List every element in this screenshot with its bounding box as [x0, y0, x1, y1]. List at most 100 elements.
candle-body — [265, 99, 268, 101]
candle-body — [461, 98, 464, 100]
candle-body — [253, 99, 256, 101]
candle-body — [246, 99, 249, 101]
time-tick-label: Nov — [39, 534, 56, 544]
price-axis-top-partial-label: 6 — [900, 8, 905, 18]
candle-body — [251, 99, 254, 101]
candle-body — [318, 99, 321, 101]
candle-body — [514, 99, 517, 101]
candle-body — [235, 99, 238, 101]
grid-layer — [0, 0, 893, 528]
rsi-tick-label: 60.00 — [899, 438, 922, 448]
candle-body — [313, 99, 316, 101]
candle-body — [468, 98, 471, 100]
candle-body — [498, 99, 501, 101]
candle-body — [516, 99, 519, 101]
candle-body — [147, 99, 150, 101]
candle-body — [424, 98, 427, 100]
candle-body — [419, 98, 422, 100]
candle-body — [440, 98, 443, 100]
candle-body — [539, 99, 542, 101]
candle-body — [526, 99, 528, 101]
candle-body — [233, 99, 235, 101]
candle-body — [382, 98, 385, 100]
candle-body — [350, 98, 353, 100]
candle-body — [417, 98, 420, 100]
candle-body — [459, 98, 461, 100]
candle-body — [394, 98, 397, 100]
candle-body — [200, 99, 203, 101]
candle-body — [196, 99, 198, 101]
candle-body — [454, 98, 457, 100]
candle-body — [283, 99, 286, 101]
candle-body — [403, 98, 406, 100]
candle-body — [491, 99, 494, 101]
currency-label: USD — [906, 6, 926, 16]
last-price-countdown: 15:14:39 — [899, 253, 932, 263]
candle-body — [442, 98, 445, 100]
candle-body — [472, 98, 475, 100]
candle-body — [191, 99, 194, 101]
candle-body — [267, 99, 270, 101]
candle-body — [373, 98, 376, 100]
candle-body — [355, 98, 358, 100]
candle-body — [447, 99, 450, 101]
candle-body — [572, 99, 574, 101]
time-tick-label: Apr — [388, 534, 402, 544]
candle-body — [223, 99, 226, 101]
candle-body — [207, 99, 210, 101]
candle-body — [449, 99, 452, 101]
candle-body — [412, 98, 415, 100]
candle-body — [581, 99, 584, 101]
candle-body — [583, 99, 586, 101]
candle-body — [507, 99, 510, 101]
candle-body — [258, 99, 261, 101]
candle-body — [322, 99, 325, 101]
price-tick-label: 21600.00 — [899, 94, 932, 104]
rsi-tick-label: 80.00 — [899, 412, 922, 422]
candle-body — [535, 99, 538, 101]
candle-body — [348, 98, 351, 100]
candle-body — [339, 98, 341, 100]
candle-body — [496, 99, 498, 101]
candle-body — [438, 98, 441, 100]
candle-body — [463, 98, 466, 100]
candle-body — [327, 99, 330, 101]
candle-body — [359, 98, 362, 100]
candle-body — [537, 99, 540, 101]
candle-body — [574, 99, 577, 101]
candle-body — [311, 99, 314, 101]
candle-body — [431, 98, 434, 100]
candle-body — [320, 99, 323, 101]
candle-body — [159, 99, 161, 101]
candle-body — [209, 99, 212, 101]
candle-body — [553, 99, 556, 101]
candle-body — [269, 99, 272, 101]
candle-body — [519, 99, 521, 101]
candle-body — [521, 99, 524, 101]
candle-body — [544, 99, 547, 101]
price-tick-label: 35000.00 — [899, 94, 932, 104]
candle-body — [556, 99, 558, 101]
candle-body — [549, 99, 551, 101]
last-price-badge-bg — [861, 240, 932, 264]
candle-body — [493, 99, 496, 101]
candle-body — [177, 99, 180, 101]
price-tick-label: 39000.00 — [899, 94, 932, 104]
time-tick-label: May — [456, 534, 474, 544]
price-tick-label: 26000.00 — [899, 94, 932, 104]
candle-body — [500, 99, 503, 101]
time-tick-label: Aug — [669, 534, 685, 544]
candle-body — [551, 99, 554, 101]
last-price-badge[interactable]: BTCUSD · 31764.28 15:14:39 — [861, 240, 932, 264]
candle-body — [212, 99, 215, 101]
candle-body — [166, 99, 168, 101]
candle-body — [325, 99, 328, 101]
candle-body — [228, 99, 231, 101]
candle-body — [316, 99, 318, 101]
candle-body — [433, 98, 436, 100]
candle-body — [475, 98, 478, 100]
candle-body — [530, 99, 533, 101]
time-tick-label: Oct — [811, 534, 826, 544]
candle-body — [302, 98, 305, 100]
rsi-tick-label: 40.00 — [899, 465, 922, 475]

------------

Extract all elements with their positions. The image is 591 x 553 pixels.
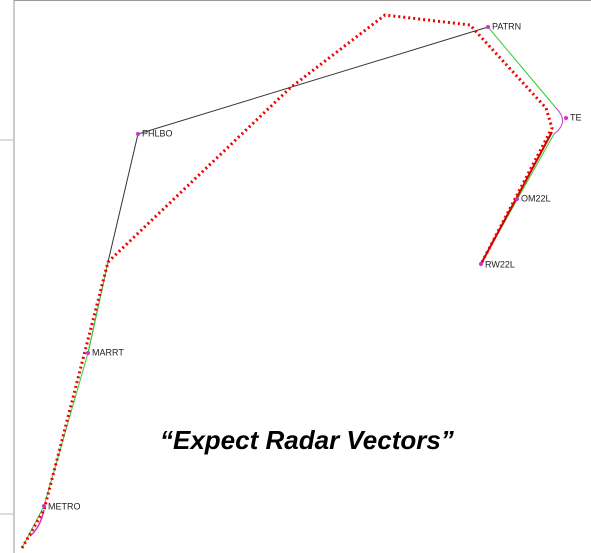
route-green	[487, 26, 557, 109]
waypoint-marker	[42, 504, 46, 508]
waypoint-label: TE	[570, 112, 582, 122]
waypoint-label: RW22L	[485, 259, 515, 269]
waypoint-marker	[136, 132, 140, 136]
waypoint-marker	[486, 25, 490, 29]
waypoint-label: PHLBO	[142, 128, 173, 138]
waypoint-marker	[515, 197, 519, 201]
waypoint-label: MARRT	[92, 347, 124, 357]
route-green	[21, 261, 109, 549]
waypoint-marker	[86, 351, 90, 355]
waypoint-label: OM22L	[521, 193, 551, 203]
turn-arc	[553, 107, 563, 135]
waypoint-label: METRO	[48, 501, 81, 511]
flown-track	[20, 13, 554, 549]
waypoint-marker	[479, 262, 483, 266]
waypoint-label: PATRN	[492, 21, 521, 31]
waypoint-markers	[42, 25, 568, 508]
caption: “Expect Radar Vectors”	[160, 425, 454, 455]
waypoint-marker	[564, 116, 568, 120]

------------

[AIM OF THE TASK]:
Copy the rows verbatim, everything from the line containing "List every element" down to the line containing "candle-body — [207, 99, 210, 101]", both of those lines included.

[FULL OUTPUT]:
List every element in this screenshot with its bounding box as [x0, y0, x1, y1]. List at most 100 elements.
candle-body — [265, 99, 268, 101]
candle-body — [461, 98, 464, 100]
candle-body — [253, 99, 256, 101]
candle-body — [246, 99, 249, 101]
time-tick-label: Nov — [39, 534, 56, 544]
price-axis-top-partial-label: 6 — [900, 8, 905, 18]
candle-body — [251, 99, 254, 101]
candle-body — [318, 99, 321, 101]
candle-body — [514, 99, 517, 101]
candle-body — [235, 99, 238, 101]
grid-layer — [0, 0, 893, 528]
rsi-tick-label: 60.00 — [899, 438, 922, 448]
candle-body — [313, 99, 316, 101]
candle-body — [468, 98, 471, 100]
candle-body — [498, 99, 501, 101]
candle-body — [516, 99, 519, 101]
candle-body — [147, 99, 150, 101]
candle-body — [424, 98, 427, 100]
candle-body — [419, 98, 422, 100]
candle-body — [440, 98, 443, 100]
candle-body — [539, 99, 542, 101]
candle-body — [526, 99, 528, 101]
candle-body — [233, 99, 235, 101]
candle-body — [382, 98, 385, 100]
candle-body — [350, 98, 353, 100]
candle-body — [417, 98, 420, 100]
candle-body — [459, 98, 461, 100]
candle-body — [394, 98, 397, 100]
candle-body — [200, 99, 203, 101]
candle-body — [196, 99, 198, 101]
candle-body — [454, 98, 457, 100]
candle-body — [283, 99, 286, 101]
candle-body — [403, 98, 406, 100]
candle-body — [491, 99, 494, 101]
currency-label: USD — [906, 6, 926, 16]
last-price-countdown: 15:14:39 — [899, 253, 932, 263]
candle-body — [442, 98, 445, 100]
candle-body — [472, 98, 475, 100]
candle-body — [191, 99, 194, 101]
candle-body — [267, 99, 270, 101]
candle-body — [373, 98, 376, 100]
candle-body — [355, 98, 358, 100]
candle-body — [447, 99, 450, 101]
candle-body — [572, 99, 574, 101]
time-tick-label: Apr — [388, 534, 402, 544]
candle-body — [223, 99, 226, 101]
candle-body — [207, 99, 210, 101]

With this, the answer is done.